▸ **Work instructions**: Below is a listing; copy all of it exactly.

▽

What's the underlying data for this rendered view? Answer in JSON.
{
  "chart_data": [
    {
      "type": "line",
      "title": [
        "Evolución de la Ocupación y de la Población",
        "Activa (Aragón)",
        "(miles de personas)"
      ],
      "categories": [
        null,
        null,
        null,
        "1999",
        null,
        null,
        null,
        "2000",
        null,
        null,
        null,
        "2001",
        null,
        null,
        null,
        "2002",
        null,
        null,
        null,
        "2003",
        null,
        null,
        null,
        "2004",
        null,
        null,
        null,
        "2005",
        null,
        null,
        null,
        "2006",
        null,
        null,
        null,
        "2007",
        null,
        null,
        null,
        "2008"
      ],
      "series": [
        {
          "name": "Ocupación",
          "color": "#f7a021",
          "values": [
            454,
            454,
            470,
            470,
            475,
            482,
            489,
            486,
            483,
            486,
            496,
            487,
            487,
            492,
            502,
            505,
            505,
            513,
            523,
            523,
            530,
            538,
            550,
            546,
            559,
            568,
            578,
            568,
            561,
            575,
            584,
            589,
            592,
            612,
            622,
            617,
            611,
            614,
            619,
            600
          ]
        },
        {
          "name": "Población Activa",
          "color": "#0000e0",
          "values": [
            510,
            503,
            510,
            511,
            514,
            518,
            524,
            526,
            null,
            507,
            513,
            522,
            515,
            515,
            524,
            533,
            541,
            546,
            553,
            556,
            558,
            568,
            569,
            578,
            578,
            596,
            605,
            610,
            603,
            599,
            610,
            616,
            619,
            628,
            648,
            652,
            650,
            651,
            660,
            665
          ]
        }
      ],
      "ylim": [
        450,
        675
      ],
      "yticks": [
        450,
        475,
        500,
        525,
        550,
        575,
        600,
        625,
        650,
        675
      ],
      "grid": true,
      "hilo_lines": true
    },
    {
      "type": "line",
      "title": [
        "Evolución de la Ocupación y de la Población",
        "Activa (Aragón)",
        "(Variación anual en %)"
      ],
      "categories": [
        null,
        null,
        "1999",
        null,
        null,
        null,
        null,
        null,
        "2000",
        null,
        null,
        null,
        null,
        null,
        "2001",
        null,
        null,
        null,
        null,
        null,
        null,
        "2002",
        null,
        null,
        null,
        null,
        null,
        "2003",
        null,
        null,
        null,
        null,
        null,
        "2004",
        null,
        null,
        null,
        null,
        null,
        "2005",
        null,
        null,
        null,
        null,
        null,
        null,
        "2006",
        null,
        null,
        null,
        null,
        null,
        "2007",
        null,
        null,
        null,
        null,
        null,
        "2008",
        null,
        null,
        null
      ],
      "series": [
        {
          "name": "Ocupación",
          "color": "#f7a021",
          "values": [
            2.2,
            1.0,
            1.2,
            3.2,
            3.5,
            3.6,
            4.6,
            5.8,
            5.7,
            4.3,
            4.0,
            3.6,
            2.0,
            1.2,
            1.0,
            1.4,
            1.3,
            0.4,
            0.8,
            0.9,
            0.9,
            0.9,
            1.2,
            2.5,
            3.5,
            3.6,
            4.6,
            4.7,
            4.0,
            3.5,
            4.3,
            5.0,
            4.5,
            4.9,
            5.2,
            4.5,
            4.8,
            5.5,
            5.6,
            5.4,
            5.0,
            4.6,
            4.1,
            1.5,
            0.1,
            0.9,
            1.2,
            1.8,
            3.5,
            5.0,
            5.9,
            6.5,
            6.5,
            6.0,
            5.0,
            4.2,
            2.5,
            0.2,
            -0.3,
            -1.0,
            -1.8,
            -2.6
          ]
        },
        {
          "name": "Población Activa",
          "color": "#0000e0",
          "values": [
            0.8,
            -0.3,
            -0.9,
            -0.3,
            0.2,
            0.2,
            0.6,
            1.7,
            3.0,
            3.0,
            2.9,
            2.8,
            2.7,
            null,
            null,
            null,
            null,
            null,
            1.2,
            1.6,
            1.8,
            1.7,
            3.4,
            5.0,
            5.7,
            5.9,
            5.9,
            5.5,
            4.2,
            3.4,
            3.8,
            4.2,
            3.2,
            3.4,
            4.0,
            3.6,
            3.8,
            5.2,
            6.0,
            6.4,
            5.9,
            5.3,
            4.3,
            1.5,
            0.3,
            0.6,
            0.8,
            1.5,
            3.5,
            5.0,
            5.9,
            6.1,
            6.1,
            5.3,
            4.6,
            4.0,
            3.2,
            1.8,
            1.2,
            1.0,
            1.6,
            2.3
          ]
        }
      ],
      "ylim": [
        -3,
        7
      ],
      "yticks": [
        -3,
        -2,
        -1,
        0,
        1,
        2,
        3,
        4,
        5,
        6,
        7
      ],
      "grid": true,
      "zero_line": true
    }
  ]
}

△

▸ **Task output**:
What's the underlying data for this rendered view? Answer in JSON.
{
  "chart_data": [
    {
      "type": "line",
      "title": [
        "Evolución de la Ocupación y de la Población",
        "Activa (Aragón)",
        "(miles de personas)"
      ],
      "categories": [
        null,
        null,
        null,
        "1999",
        null,
        null,
        null,
        "2000",
        null,
        null,
        null,
        "2001",
        null,
        null,
        null,
        "2002",
        null,
        null,
        null,
        "2003",
        null,
        null,
        null,
        "2004",
        null,
        null,
        null,
        "2005",
        null,
        null,
        null,
        "2006",
        null,
        null,
        null,
        "2007",
        null,
        null,
        null,
        "2008"
      ],
      "series": [
        {
          "name": "Ocupación",
          "color": "#f7a021",
          "values": [
            454,
            454,
            470,
            470,
            475,
            482,
            489,
            486,
            483,
            486,
            496,
            487,
            487,
            492,
            502,
            505,
            505,
            513,
            523,
            523,
            530,
            538,
            550,
            546,
            559,
            568,
            578,
            568,
            561,
            575,
            584,
            589,
            592,
            612,
            622,
            617,
            611,
            614,
            619,
            600
          ]
        },
        {
          "name": "Población Activa",
          "color": "#0000e0",
          "values": [
            510,
            503,
            510,
            511,
            514,
            518,
            524,
            526,
            null,
            507,
            513,
            522,
            515,
            515,
            524,
            533,
            541,
            546,
            553,
            556,
            558,
            568,
            569,
            578,
            578,
            596,
            605,
            610,
            603,
            599,
            610,
            616,
            619,
            628,
            648,
            652,
            650,
            651,
            660,
            665
          ]
        }
      ],
      "ylim": [
        450,
        675
      ],
      "yticks": [
        450,
        475,
        500,
        525,
        550,
        575,
        600,
        625,
        650,
        675
      ],
      "grid": true,
      "hilo_lines": true
    },
    {
      "type": "line",
      "title": [
        "Evolución de la Ocupación y de la Población",
        "Activa (Aragón)",
        "(Variación anual en %)"
      ],
      "categories": [
        null,
        null,
        "1999",
        null,
        null,
        null,
        null,
        null,
        "2000",
        null,
        null,
        null,
        null,
        null,
        "2001",
        null,
        null,
        null,
        null,
        null,
        null,
        "2002",
        null,
        null,
        null,
        null,
        null,
        "2003",
        null,
        null,
        null,
        null,
        null,
        "2004",
        null,
        null,
        null,
        null,
        null,
        "2005",
        null,
        null,
        null,
        null,
        null,
        null,
        "2006",
        null,
        null,
        null,
        null,
        null,
        "2007",
        null,
        null,
        null,
        null,
        null,
        "2008",
        null,
        null,
        null
      ],
      "series": [
        {
          "name": "Ocupación",
          "color": "#f7a021",
          "values": [
            2.2,
            1.0,
            1.2,
            3.2,
            3.5,
            3.6,
            4.6,
            5.8,
            5.7,
            4.3,
            4.0,
            3.6,
            2.0,
            1.2,
            1.0,
            1.4,
            1.3,
            0.4,
            0.8,
            0.9,
            0.9,
            0.9,
            1.2,
            2.5,
            3.5,
            3.6,
            4.6,
            4.7,
            4.0,
            3.5,
            4.3,
            5.0,
            4.5,
            4.9,
            5.2,
            4.5,
            4.8,
            5.5,
            5.6,
            5.4,
            5.0,
            4.6,
            4.1,
            1.5,
            0.1,
            0.9,
            1.2,
            1.8,
            3.5,
            5.0,
            5.9,
            6.5,
            6.5,
            6.0,
            5.0,
            4.2,
            2.5,
            0.2,
            -0.3,
            -1.0,
            -1.8,
            -2.6
          ]
        },
        {
          "name": "Población Activa",
          "color": "#0000e0",
          "values": [
            0.8,
            -0.3,
            -0.9,
            -0.3,
            0.2,
            0.2,
            0.6,
            1.7,
            3.0,
            3.0,
            2.9,
            2.8,
            2.7,
            null,
            null,
            null,
            null,
            null,
            1.2,
            1.6,
            1.8,
            1.7,
            3.4,
            5.0,
            5.7,
            5.9,
            5.9,
            5.5,
            4.2,
            3.4,
            3.8,
            4.2,
            3.2,
            3.4,
            4.0,
            3.6,
            3.8,
            5.2,
            6.0,
            6.4,
            5.9,
            5.3,
            4.3,
            1.5,
            0.3,
            0.6,
            0.8,
            1.5,
            3.5,
            5.0,
            5.9,
            6.1,
            6.1,
            5.3,
            4.6,
            4.0,
            3.2,
            1.8,
            1.2,
            1.0,
            1.6,
            2.3
          ]
        }
      ],
      "ylim": [
        -3,
        7
      ],
      "yticks": [
        -3,
        -2,
        -1,
        0,
        1,
        2,
        3,
        4,
        5,
        6,
        7
      ],
      "grid": true,
      "zero_line": true
    }
  ]
}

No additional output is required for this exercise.